▶ [EXTRACTED DATA]:
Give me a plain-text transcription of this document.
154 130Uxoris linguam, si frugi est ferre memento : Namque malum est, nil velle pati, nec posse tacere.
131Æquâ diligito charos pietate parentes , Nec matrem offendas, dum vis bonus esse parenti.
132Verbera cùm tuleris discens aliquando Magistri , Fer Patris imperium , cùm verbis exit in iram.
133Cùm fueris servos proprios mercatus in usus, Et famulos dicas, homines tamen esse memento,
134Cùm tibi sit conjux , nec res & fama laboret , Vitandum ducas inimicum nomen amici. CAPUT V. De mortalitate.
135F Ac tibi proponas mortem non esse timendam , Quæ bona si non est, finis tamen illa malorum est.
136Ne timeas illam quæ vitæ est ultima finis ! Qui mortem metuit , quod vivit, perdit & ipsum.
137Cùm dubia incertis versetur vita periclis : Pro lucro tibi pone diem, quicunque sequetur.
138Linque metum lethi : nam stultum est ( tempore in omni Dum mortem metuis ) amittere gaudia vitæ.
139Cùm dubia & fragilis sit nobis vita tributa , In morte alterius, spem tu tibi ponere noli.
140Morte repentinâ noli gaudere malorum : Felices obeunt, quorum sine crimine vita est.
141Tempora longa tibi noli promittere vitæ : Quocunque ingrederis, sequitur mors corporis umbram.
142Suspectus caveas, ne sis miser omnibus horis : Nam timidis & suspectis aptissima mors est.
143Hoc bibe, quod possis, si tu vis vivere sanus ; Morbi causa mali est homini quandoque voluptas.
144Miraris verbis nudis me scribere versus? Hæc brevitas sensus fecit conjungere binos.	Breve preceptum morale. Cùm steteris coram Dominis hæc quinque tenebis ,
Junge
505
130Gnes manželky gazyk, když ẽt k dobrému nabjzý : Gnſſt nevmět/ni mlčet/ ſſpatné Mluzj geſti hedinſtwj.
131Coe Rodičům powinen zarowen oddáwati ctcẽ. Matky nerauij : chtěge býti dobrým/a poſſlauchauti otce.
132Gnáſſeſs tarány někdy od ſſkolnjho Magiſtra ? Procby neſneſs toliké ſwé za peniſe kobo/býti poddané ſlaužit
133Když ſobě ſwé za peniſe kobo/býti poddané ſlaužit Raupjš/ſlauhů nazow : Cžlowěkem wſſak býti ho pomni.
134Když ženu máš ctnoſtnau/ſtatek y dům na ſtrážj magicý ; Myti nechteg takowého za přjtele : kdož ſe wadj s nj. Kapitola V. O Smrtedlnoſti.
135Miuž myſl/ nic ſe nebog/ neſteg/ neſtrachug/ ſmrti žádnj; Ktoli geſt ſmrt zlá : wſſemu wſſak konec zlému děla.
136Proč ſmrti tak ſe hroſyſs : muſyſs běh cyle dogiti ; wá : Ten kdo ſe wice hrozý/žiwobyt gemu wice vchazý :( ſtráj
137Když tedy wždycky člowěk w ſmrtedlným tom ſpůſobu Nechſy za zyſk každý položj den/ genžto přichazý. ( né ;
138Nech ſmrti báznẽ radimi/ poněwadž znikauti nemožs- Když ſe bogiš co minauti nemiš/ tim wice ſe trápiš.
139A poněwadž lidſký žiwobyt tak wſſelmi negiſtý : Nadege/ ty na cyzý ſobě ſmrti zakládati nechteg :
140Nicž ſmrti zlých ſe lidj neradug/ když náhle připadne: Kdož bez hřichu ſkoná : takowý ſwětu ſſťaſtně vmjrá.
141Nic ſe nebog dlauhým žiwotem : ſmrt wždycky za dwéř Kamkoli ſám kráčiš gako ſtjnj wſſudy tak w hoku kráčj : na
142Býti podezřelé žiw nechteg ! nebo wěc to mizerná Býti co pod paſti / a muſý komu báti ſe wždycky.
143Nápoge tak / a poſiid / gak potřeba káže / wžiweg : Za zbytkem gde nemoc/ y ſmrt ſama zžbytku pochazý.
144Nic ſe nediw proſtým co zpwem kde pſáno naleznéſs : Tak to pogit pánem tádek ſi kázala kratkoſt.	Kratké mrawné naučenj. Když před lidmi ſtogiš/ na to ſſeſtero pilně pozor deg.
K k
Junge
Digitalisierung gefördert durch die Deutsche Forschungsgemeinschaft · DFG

▶ [WHAT THE TASK REQUIRES]:
Identify the lines of the entries containing the string "ſobě". Copy each such line.

▶ [ANSWER TO THE EXERCISE]:
133Když ſobě ſwé za peniſe kobo/býti poddané ſlaužit Raupjš/ſlauhů nazow : Cžlowěkem wſſak býti ho pomni.
139A poněwadž lidſký žiwobyt tak wſſelmi negiſtý : Nadege/ ty na cyzý ſobě ſmrti zakládati nechteg :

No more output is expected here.